**THE REQUEST:** All records are to be retyped faithfully and completely.

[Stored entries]
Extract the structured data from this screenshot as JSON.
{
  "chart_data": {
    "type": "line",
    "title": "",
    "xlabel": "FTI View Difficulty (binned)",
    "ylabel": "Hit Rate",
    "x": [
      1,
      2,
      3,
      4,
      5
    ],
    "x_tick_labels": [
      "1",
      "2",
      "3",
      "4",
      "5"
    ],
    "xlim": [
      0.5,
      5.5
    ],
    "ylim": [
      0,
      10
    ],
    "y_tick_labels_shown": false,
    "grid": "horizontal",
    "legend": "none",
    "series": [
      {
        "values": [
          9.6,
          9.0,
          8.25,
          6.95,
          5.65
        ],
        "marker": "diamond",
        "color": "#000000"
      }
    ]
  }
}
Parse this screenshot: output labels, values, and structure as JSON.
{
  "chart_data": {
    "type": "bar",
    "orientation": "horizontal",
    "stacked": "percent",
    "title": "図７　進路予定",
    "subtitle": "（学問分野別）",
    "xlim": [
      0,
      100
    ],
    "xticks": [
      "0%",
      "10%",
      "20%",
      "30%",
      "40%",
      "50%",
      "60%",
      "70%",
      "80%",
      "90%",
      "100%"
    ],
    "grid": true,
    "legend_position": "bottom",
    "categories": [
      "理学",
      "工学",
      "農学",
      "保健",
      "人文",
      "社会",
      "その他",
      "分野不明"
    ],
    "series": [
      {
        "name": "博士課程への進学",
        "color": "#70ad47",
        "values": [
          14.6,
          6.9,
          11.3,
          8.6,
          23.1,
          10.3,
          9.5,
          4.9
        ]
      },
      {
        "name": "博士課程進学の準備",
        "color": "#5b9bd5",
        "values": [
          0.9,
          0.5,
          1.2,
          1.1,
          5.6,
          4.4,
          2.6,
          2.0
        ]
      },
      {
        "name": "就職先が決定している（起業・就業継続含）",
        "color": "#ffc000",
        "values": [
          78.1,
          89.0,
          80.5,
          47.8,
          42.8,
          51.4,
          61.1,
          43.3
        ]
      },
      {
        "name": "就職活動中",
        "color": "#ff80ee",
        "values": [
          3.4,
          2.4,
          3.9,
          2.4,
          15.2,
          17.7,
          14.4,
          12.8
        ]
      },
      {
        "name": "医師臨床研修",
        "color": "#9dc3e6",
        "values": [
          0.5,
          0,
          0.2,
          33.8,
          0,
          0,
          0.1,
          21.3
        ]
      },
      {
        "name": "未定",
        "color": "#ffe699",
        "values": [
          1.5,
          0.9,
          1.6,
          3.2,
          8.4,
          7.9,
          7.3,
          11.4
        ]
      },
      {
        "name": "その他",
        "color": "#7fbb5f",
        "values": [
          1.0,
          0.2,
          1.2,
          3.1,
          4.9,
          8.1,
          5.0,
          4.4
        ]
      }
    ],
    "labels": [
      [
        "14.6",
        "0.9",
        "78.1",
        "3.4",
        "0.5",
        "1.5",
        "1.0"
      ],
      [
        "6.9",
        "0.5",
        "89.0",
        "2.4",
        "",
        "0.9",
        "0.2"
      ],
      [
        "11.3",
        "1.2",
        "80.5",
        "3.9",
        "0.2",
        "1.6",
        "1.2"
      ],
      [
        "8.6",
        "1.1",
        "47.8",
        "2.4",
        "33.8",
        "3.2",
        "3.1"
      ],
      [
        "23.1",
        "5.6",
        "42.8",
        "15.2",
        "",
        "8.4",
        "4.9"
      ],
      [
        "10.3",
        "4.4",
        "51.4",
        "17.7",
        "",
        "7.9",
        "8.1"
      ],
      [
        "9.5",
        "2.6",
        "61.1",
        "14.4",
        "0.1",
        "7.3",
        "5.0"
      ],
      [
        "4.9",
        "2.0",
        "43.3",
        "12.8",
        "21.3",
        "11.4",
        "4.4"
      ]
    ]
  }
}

**TASK ANSWER:**
Extract the structured data from this screenshot as JSON.
{
  "chart_data": {
    "type": "line",
    "title": "",
    "xlabel": "FTI View Difficulty (binned)",
    "ylabel": "Hit Rate",
    "x": [
      1,
      2,
      3,
      4,
      5
    ],
    "x_tick_labels": [
      "1",
      "2",
      "3",
      "4",
      "5"
    ],
    "xlim": [
      0.5,
      5.5
    ],
    "ylim": [
      0,
      10
    ],
    "y_tick_labels_shown": false,
    "grid": "horizontal",
    "legend": "none",
    "series": [
      {
        "values": [
          9.6,
          9.0,
          8.25,
          6.95,
          5.65
        ],
        "marker": "diamond",
        "color": "#000000"
      }
    ]
  }
}
Parse this screenshot: output labels, values, and structure as JSON.
{
  "chart_data": {
    "type": "bar",
    "orientation": "horizontal",
    "stacked": "percent",
    "title": "図７　進路予定",
    "subtitle": "（学問分野別）",
    "xlim": [
      0,
      100
    ],
    "xticks": [
      "0%",
      "10%",
      "20%",
      "30%",
      "40%",
      "50%",
      "60%",
      "70%",
      "80%",
      "90%",
      "100%"
    ],
    "grid": true,
    "legend_position": "bottom",
    "categories": [
      "理学",
      "工学",
      "農学",
      "保健",
      "人文",
      "社会",
      "その他",
      "分野不明"
    ],
    "series": [
      {
        "name": "博士課程への進学",
        "color": "#70ad47",
        "values": [
          14.6,
          6.9,
          11.3,
          8.6,
          23.1,
          10.3,
          9.5,
          4.9
        ]
      },
      {
        "name": "博士課程進学の準備",
        "color": "#5b9bd5",
        "values": [
          0.9,
          0.5,
          1.2,
          1.1,
          5.6,
          4.4,
          2.6,
          2.0
        ]
      },
      {
        "name": "就職先が決定している（起業・就業継続含）",
        "color": "#ffc000",
        "values": [
          78.1,
          89.0,
          80.5,
          47.8,
          42.8,
          51.4,
          61.1,
          43.3
        ]
      },
      {
        "name": "就職活動中",
        "color": "#ff80ee",
        "values": [
          3.4,
          2.4,
          3.9,
          2.4,
          15.2,
          17.7,
          14.4,
          12.8
        ]
      },
      {
        "name": "医師臨床研修",
        "color": "#9dc3e6",
        "values": [
          0.5,
          0,
          0.2,
          33.8,
          0,
          0,
          0.1,
          21.3
        ]
      },
      {
        "name": "未定",
        "color": "#ffe699",
        "values": [
          1.5,
          0.9,
          1.6,
          3.2,
          8.4,
          7.9,
          7.3,
          11.4
        ]
      },
      {
        "name": "その他",
        "color": "#7fbb5f",
        "values": [
          1.0,
          0.2,
          1.2,
          3.1,
          4.9,
          8.1,
          5.0,
          4.4
        ]
      }
    ],
    "labels": [
      [
        "14.6",
        "0.9",
        "78.1",
        "3.4",
        "0.5",
        "1.5",
        "1.0"
      ],
      [
        "6.9",
        "0.5",
        "89.0",
        "2.4",
        "",
        "0.9",
        "0.2"
      ],
      [
        "11.3",
        "1.2",
        "80.5",
        "3.9",
        "0.2",
        "1.6",
        "1.2"
      ],
      [
        "8.6",
        "1.1",
        "47.8",
        "2.4",
        "33.8",
        "3.2",
        "3.1"
      ],
      [
        "23.1",
        "5.6",
        "42.8",
        "15.2",
        "",
        "8.4",
        "4.9"
      ],
      [
        "10.3",
        "4.4",
        "51.4",
        "17.7",
        "",
        "7.9",
        "8.1"
      ],
      [
        "9.5",
        "2.6",
        "61.1",
        "14.4",
        "0.1",
        "7.3",
        "5.0"
      ],
      [
        "4.9",
        "2.0",
        "43.3",
        "12.8",
        "21.3",
        "11.4",
        "4.4"
      ]
    ]
  }
}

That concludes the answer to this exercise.